## [PROBLEMS TO SOLVE]
1/ In the blog posts about playing cello, condense the paragraph beginning "It was nice to get back to orchestra this week" into a short list that keeps its main facts.
2/ Write a continuation of the blog posts about playing cello, starting right after their final sentence.

## Start TEXT EXTRACT

Monday, January 9, 2012

iPad Fiddlers

I was delighted to receive the very generous gift of an iPad from my daughter this Christmas. I wanted one primarily to store sheet music. One of the women in the women's fiddle group I play with already had one. She plays the tin whistle, so it is a little easier for her to position the iPad close enough for her to see it when she plays, but it is, I have found, quite possible to use a iPad for cello music too.

So, I walked into the women's fiddle group this past Saturday, with my new iPad (still very few songs in my sheet musica library, and not yet ready to play from it,) I was amazed to see three other women with iPads--and actually using them!

I haven't seen anyone locally using the iPad for classical music, but the fiddleers have really embraced it. In part, this is because, I think, that fiddle tunes are short and more easily viewed on an iPad than more complex classsical musc, and because there is an abundance of online fiddle music libraries already formatted for iPad. Fewer for cello--I have to transpose a lot of the fiddle music for cello or otherwise convert the music to PDF.

The Borromeo String Quartet uses laptop computers to store and play from their sheet music, but such use of digital devices is still apparently rare in the classical world.

I am currently using a program called Scorecerer to store PDF files. It also allows you to ddfingerings, bowings, and other markings, just as you might with a pencil, except you mark with your finger. There are some other programs I might also try, but for now, I think I need to focus on getting my music into PDF files so I can actually use this wonderful little device in sessions.

Friday, January 6, 2012

Orchestra Music

It was nice to get back to orchestra this week, though the music is challenging. We (the cello section) received an e-mail the day before the rehearsal with fingerings for Samuel Barber's "Adagio for Strings." It is in five flats, with bass, tenor, and treble clef--goes up to a high G flat, but only briefly. The rest remains more playable, no higher than a high D, thumb-positiony.

After going over it a bit, myself, in orchestra, and with my teacher today, I think that it is going to be as horrendous as I though it would be.

It is, at least, adagio. The hard part might be remember which clef I am in.

Here is a fine version of the piece, conducted by Mstislav Rostropovich:

There are eight other pieces, all with their own challenges.

I am very happy to be playing Bach's Fugue in G Minor (the Lesser), which I used to play with my flute quartet. Playing it fast enough will be the issue.

## End TEXT EXTRACT
## Start RAW DATA

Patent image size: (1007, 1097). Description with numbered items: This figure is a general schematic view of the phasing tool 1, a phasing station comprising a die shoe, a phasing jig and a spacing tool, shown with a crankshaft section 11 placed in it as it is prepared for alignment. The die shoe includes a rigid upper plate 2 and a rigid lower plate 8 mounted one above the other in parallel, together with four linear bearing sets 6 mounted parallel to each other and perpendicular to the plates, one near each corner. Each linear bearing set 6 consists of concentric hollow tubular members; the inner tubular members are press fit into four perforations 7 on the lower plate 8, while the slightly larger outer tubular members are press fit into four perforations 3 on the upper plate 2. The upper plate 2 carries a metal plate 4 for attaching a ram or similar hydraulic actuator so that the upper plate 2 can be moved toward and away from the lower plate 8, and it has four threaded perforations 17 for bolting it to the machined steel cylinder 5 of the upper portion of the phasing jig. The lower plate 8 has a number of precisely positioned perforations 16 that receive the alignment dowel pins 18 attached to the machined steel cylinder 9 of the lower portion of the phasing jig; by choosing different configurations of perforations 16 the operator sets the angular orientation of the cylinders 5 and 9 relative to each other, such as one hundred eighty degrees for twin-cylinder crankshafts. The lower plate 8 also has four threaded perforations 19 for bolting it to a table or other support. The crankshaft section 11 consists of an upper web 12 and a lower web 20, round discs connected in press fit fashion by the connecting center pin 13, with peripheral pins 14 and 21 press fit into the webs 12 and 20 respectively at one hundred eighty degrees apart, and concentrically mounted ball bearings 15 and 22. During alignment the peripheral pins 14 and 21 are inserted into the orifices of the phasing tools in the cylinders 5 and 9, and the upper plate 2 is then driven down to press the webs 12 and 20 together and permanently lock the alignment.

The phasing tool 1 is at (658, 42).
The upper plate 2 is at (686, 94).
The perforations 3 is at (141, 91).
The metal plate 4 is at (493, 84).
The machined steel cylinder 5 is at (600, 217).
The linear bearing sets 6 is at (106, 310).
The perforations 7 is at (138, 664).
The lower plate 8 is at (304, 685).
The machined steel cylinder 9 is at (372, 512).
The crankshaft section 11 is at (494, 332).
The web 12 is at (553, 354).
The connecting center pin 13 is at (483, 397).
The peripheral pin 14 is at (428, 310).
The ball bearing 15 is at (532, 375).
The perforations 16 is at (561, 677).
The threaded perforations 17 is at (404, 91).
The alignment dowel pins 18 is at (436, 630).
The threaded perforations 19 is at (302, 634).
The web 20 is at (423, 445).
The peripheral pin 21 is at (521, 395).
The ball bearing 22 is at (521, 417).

## End RAW DATA

## [TASK-BY-TASK RESULTS]
1/
- Returned to orchestra this week; the music is challenging.
- The day before rehearsal, the cello section received an e-mail with fingerings for Samuel Barber's "Adagio for Strings."
- The piece is in five flats and uses bass, tenor, and treble clef.
- It briefly reaches a high G flat.
- The rest goes no higher than a high D, in thumb position.

2/
We are also playing "The Stars and Stripes Forever," which I know well from playing it on flute every week in the summer during our Town Band concerts. It is fun taking the lower part for a change.

Our pops tune is Andrew Lloyd Webber's "Symphonic Reflections," a medley of Jesus Christ Superstar, Don't Cry for Me Argentina, King Herod's Song, and Memory. That one seems pretty doable.

Unfamiliar to me is "Tatarian Dances" by Elena Roussanova Lucas. We don't have much in the way of melody, but I really like these dances.

"Band of Brothers" by Michael Kamen has an unrelenting section of triplets that will require some focused playing, and counting.

We are also playing "Variations on a Theme by Handel," by Maurice Whitney, "Legend" by Merle Isaac, "Poem Symphonique 'Les Preludes,'" by Franz Liszt.

It will keep us busy for a while.

Sunday, January 1, 2012

Cello Resolution!

I am in my 12th year as an adult beginner. Sometime I think I am making excellent progress and am clearly an adult intermediate! Other times, such as when I record myself, I am distressed at the sound I make, Not music at all. Funny how the ear seems to correct pitches and rhythms and emotive content when one is listening to oneself play; yet the ear is not tricked by a recording. Yikes. Suddenly one can really hear how one sounds.

At least this is the case for me. But, something about the cello pulls me onward. A good practice session makes me think, yes, I can do this. The trouble is that the good practice sessions are not so frequent as they ought to be.

So, here is my simple resolution for the new year, bright, hopeful 2012: to practice every day, even those jam-packed days when work consumes my every waking minute.

I want to improve pitch, vibrato, dynamics, and musicality.

Orchestra starts this week, and I want to, for once, feel really confident of my playing. This means more time spent on practicing the pieces than I have in the past.

Fiddle music is ongoing, and I want to improve my ability to play by ear, to increase my repertoire of fiddle tunes (by memory/ear) by one a month. My favorite fiddle tunes for cello are still those by Abby Newton.

I hope to play cello duets or trios with others this year, depending on everyone's busy schedules.

Finally, I need to spend more time on scales and etudes. I know they are important, but I tend to skip over them to quickly.

I started on the resolution early, since I had the time off around the holidays. I have now practiced 2 hours a day for four days in a row. I don't expect to be able to continue that, but, as they say, even 10 minutes on those busy days is better than skipping a day.

Happy New Year to all!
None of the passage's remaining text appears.